● Records for the exercise:
┄┄┄┄┄┄┄┄┄┄

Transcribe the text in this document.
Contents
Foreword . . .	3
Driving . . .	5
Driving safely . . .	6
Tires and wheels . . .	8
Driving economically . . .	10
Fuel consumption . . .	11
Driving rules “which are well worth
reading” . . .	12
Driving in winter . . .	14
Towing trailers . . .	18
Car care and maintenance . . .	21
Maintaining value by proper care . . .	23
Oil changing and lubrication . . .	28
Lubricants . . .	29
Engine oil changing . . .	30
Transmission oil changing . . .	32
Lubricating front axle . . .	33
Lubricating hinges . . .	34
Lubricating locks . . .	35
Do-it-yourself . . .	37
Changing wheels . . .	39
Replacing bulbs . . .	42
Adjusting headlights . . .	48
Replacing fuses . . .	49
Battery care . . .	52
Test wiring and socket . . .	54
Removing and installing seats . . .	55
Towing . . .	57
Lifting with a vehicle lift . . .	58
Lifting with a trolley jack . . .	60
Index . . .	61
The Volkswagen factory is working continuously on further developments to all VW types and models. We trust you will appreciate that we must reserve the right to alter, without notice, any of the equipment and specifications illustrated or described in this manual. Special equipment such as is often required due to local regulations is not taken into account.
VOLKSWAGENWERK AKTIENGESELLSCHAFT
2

┄┄┄┄┄┄┄┄┄┄

● Objective:
Give all of the entries again, word for word.

● The reply:
Transcribe the text in this document.
Contents
Foreword . . .	3
Driving . . .	5
Driving safely . . .	6
Tires and wheels . . .	8
Driving economically . . .	10
Fuel consumption . . .	11
Driving rules “which are well worth
reading” . . .	12
Driving in winter . . .	14
Towing trailers . . .	18
Car care and maintenance . . .	21
Maintaining value by proper care . . .	23
Oil changing and lubrication . . .	28
Lubricants . . .	29
Engine oil changing . . .	30
Transmission oil changing . . .	32
Lubricating front axle . . .	33
Lubricating hinges . . .	34
Lubricating locks . . .	35
Do-it-yourself . . .	37
Changing wheels . . .	39
Replacing bulbs . . .	42
Adjusting headlights . . .	48
Replacing fuses . . .	49
Battery care . . .	52
Test wiring and socket . . .	54
Removing and installing seats . . .	55
Towing . . .	57
Lifting with a vehicle lift . . .	58
Lifting with a trolley jack . . .	60
Index . . .	61
The Volkswagen factory is working continuously on further developments to all VW types and models. We trust you will appreciate that we must reserve the right to alter, without notice, any of the equipment and specifications illustrated or described in this manual. Special equipment such as is often required due to local regulations is not taken into account.
VOLKSWAGENWERK AKTIENGESELLSCHAFT
2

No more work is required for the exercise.